— PROBLEM DETAILS —
Return every line of the data below that includes the string "frac".

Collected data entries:
*-*-*

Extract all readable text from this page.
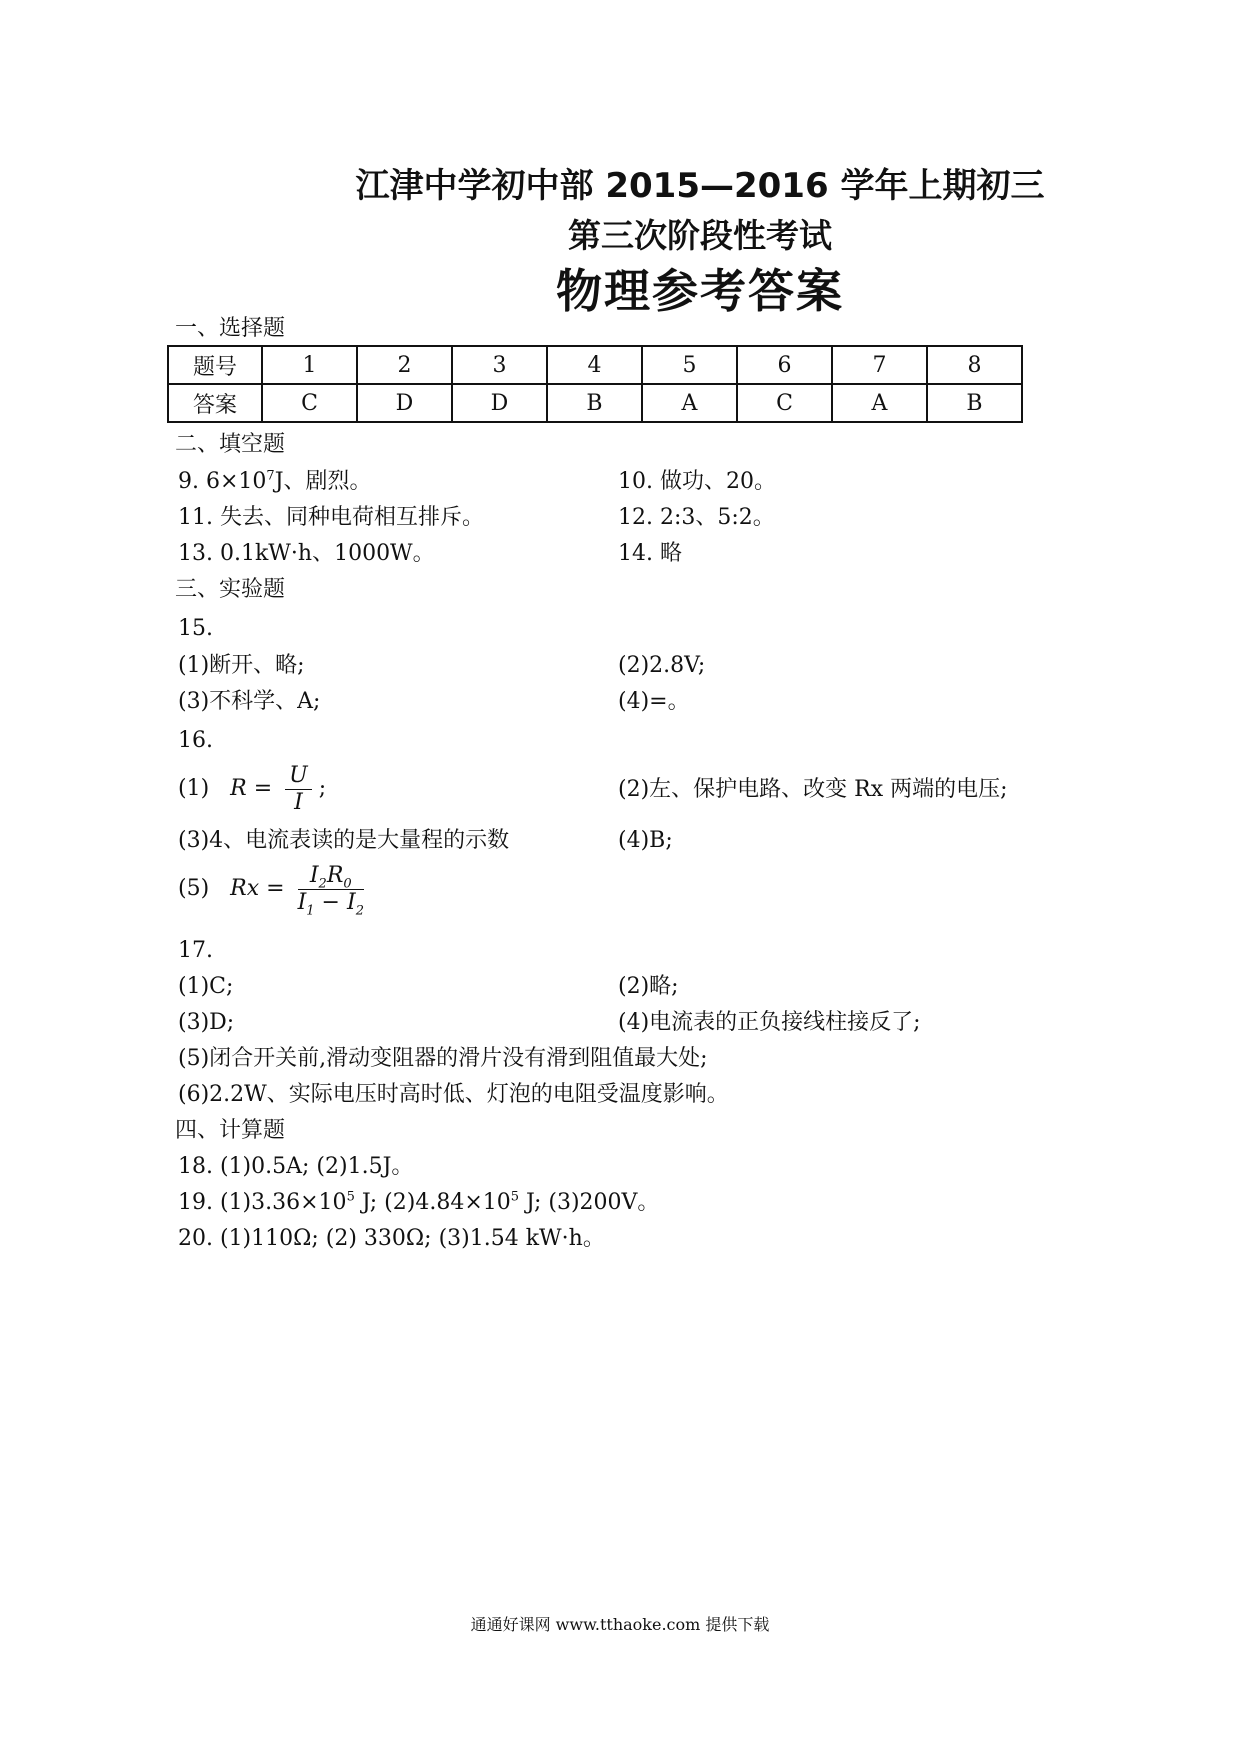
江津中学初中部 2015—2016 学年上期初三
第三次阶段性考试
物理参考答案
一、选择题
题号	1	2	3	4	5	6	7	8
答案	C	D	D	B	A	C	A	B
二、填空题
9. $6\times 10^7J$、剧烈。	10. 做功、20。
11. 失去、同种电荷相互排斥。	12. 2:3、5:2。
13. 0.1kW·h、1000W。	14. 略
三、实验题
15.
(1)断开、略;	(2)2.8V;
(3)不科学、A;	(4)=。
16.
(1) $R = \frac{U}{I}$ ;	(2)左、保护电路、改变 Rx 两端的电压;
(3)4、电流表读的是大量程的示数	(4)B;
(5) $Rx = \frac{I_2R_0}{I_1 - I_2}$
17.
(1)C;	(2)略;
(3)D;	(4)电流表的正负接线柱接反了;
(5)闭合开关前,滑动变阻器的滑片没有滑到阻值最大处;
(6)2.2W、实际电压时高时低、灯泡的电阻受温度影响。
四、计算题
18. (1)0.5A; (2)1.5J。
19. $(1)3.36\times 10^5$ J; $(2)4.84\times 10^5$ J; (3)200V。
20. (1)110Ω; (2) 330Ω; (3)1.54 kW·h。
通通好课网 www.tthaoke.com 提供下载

*-*-*

— CORRECT OUTPUT —
(1) $R = \frac{U}{I}$ ;	(2)左、保护电路、改变 Rx 两端的电压;
(5) $Rx = \frac{I_2R_0}{I_1 - I_2}$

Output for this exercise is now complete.